[Begin Supplied records]

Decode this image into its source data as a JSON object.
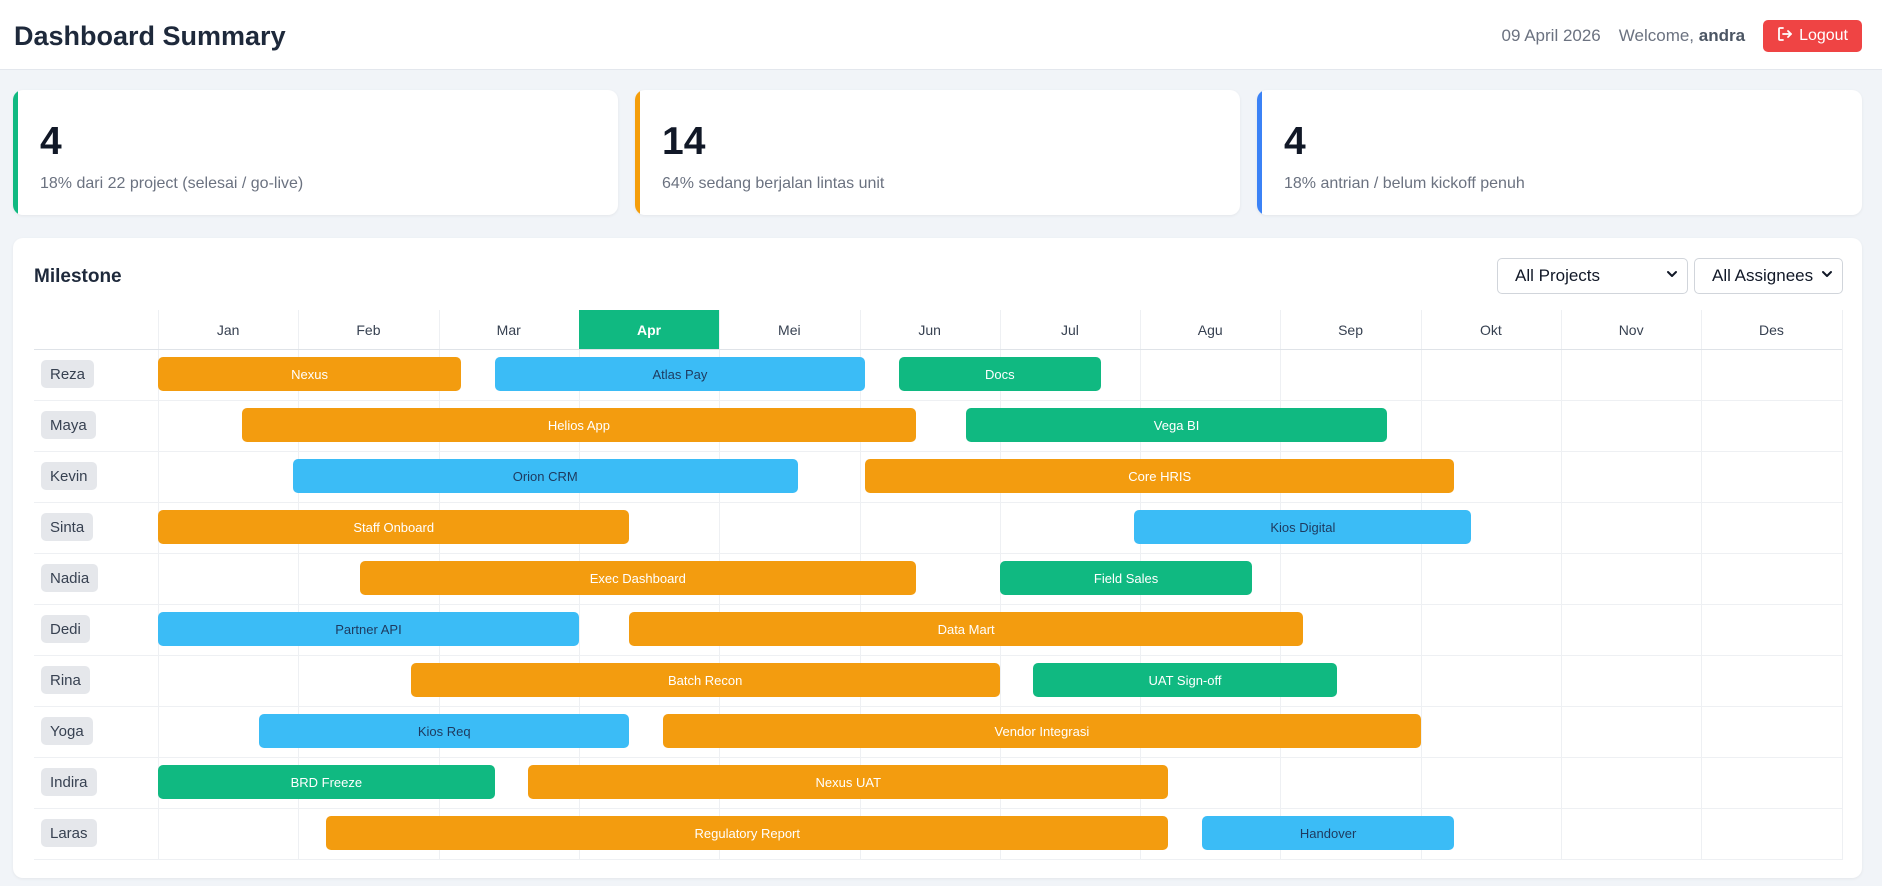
{
  "header": {
    "title": "Dashboard Summary",
    "date": "09 April 2026",
    "welcome_prefix": "Welcome,",
    "username": "andra",
    "logout_label": "Logout",
    "logout_icon": "sign-out-icon"
  },
  "stats": [
    {
      "value": "4",
      "description": "18% dari 22 project (selesai / go-live)",
      "accent": "#10b981"
    },
    {
      "value": "14",
      "description": "64% sedang berjalan lintas unit",
      "accent": "#f59e0b"
    },
    {
      "value": "4",
      "description": "18% antrian / belum kickoff penuh",
      "accent": "#3b82f6"
    }
  ],
  "milestone": {
    "title": "Milestone",
    "filters": {
      "projects": {
        "selected": "All Projects"
      },
      "assignees": {
        "selected": "All Assignees"
      }
    },
    "months": [
      "Jan",
      "Feb",
      "Mar",
      "Apr",
      "Mei",
      "Jun",
      "Jul",
      "Agu",
      "Sep",
      "Okt",
      "Nov",
      "Des"
    ],
    "current_month": "Apr",
    "colors": {
      "orange": "#f39c0f",
      "blue": "#3bbcf6",
      "green": "#10b981"
    },
    "rows": [
      {
        "name": "Reza",
        "bars": [
          {
            "label": "Nexus",
            "color": "orange",
            "start_month": 0.0,
            "end_month": 2.16
          },
          {
            "label": "Atlas Pay",
            "color": "blue",
            "start_month": 2.4,
            "end_month": 5.04
          },
          {
            "label": "Docs",
            "color": "green",
            "start_month": 5.28,
            "end_month": 6.72
          }
        ]
      },
      {
        "name": "Maya",
        "bars": [
          {
            "label": "Helios App",
            "color": "orange",
            "start_month": 0.6,
            "end_month": 5.4
          },
          {
            "label": "Vega BI",
            "color": "green",
            "start_month": 5.76,
            "end_month": 8.76
          }
        ]
      },
      {
        "name": "Kevin",
        "bars": [
          {
            "label": "Orion CRM",
            "color": "blue",
            "start_month": 0.96,
            "end_month": 4.56
          },
          {
            "label": "Core HRIS",
            "color": "orange",
            "start_month": 5.04,
            "end_month": 9.24
          }
        ]
      },
      {
        "name": "Sinta",
        "bars": [
          {
            "label": "Staff Onboard",
            "color": "orange",
            "start_month": 0.0,
            "end_month": 3.36
          },
          {
            "label": "Kios Digital",
            "color": "blue",
            "start_month": 6.96,
            "end_month": 9.36
          }
        ]
      },
      {
        "name": "Nadia",
        "bars": [
          {
            "label": "Exec Dashboard",
            "color": "orange",
            "start_month": 1.44,
            "end_month": 5.4
          },
          {
            "label": "Field Sales",
            "color": "green",
            "start_month": 6.0,
            "end_month": 7.8
          }
        ]
      },
      {
        "name": "Dedi",
        "bars": [
          {
            "label": "Partner API",
            "color": "blue",
            "start_month": 0.0,
            "end_month": 3.0
          },
          {
            "label": "Data Mart",
            "color": "orange",
            "start_month": 3.36,
            "end_month": 8.16
          }
        ]
      },
      {
        "name": "Rina",
        "bars": [
          {
            "label": "Batch Recon",
            "color": "orange",
            "start_month": 1.8,
            "end_month": 6.0
          },
          {
            "label": "UAT Sign-off",
            "color": "green",
            "start_month": 6.24,
            "end_month": 8.4
          }
        ]
      },
      {
        "name": "Yoga",
        "bars": [
          {
            "label": "Kios Req",
            "color": "blue",
            "start_month": 0.72,
            "end_month": 3.36
          },
          {
            "label": "Vendor Integrasi",
            "color": "orange",
            "start_month": 3.6,
            "end_month": 9.0
          }
        ]
      },
      {
        "name": "Indira",
        "bars": [
          {
            "label": "BRD Freeze",
            "color": "green",
            "start_month": 0.0,
            "end_month": 2.4
          },
          {
            "label": "Nexus UAT",
            "color": "orange",
            "start_month": 2.64,
            "end_month": 7.2
          }
        ]
      },
      {
        "name": "Laras",
        "bars": [
          {
            "label": "Regulatory Report",
            "color": "orange",
            "start_month": 1.2,
            "end_month": 7.2
          },
          {
            "label": "Handover",
            "color": "blue",
            "start_month": 7.44,
            "end_month": 9.24
          }
        ]
      }
    ]
  }
}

[End Supplied records]

Exercise requirements - Transcribe the records above verbatim. Do not carry over any picture.

Solution to this task -
Decode this image into its source data as a JSON object.
{
  "header": {
    "title": "Dashboard Summary",
    "date": "09 April 2026",
    "welcome_prefix": "Welcome,",
    "username": "andra",
    "logout_label": "Logout",
    "logout_icon": "sign-out-icon"
  },
  "stats": [
    {
      "value": "4",
      "description": "18% dari 22 project (selesai / go-live)",
      "accent": "#10b981"
    },
    {
      "value": "14",
      "description": "64% sedang berjalan lintas unit",
      "accent": "#f59e0b"
    },
    {
      "value": "4",
      "description": "18% antrian / belum kickoff penuh",
      "accent": "#3b82f6"
    }
  ],
  "milestone": {
    "title": "Milestone",
    "filters": {
      "projects": {
        "selected": "All Projects"
      },
      "assignees": {
        "selected": "All Assignees"
      }
    },
    "months": [
      "Jan",
      "Feb",
      "Mar",
      "Apr",
      "Mei",
      "Jun",
      "Jul",
      "Agu",
      "Sep",
      "Okt",
      "Nov",
      "Des"
    ],
    "current_month": "Apr",
    "colors": {
      "orange": "#f39c0f",
      "blue": "#3bbcf6",
      "green": "#10b981"
    },
    "rows": [
      {
        "name": "Reza",
        "bars": [
          {
            "label": "Nexus",
            "color": "orange",
            "start_month": 0.0,
            "end_month": 2.16
          },
          {
            "label": "Atlas Pay",
            "color": "blue",
            "start_month": 2.4,
            "end_month": 5.04
          },
          {
            "label": "Docs",
            "color": "green",
            "start_month": 5.28,
            "end_month": 6.72
          }
        ]
      },
      {
        "name": "Maya",
        "bars": [
          {
            "label": "Helios App",
            "color": "orange",
            "start_month": 0.6,
            "end_month": 5.4
          },
          {
            "label": "Vega BI",
            "color": "green",
            "start_month": 5.76,
            "end_month": 8.76
          }
        ]
      },
      {
        "name": "Kevin",
        "bars": [
          {
            "label": "Orion CRM",
            "color": "blue",
            "start_month": 0.96,
            "end_month": 4.56
          },
          {
            "label": "Core HRIS",
            "color": "orange",
            "start_month": 5.04,
            "end_month": 9.24
          }
        ]
      },
      {
        "name": "Sinta",
        "bars": [
          {
            "label": "Staff Onboard",
            "color": "orange",
            "start_month": 0.0,
            "end_month": 3.36
          },
          {
            "label": "Kios Digital",
            "color": "blue",
            "start_month": 6.96,
            "end_month": 9.36
          }
        ]
      },
      {
        "name": "Nadia",
        "bars": [
          {
            "label": "Exec Dashboard",
            "color": "orange",
            "start_month": 1.44,
            "end_month": 5.4
          },
          {
            "label": "Field Sales",
            "color": "green",
            "start_month": 6.0,
            "end_month": 7.8
          }
        ]
      },
      {
        "name": "Dedi",
        "bars": [
          {
            "label": "Partner API",
            "color": "blue",
            "start_month": 0.0,
            "end_month": 3.0
          },
          {
            "label": "Data Mart",
            "color": "orange",
            "start_month": 3.36,
            "end_month": 8.16
          }
        ]
      },
      {
        "name": "Rina",
        "bars": [
          {
            "label": "Batch Recon",
            "color": "orange",
            "start_month": 1.8,
            "end_month": 6.0
          },
          {
            "label": "UAT Sign-off",
            "color": "green",
            "start_month": 6.24,
            "end_month": 8.4
          }
        ]
      },
      {
        "name": "Yoga",
        "bars": [
          {
            "label": "Kios Req",
            "color": "blue",
            "start_month": 0.72,
            "end_month": 3.36
          },
          {
            "label": "Vendor Integrasi",
            "color": "orange",
            "start_month": 3.6,
            "end_month": 9.0
          }
        ]
      },
      {
        "name": "Indira",
        "bars": [
          {
            "label": "BRD Freeze",
            "color": "green",
            "start_month": 0.0,
            "end_month": 2.4
          },
          {
            "label": "Nexus UAT",
            "color": "orange",
            "start_month": 2.64,
            "end_month": 7.2
          }
        ]
      },
      {
        "name": "Laras",
        "bars": [
          {
            "label": "Regulatory Report",
            "color": "orange",
            "start_month": 1.2,
            "end_month": 7.2
          },
          {
            "label": "Handover",
            "color": "blue",
            "start_month": 7.44,
            "end_month": 9.24
          }
        ]
      }
    ]
  }
}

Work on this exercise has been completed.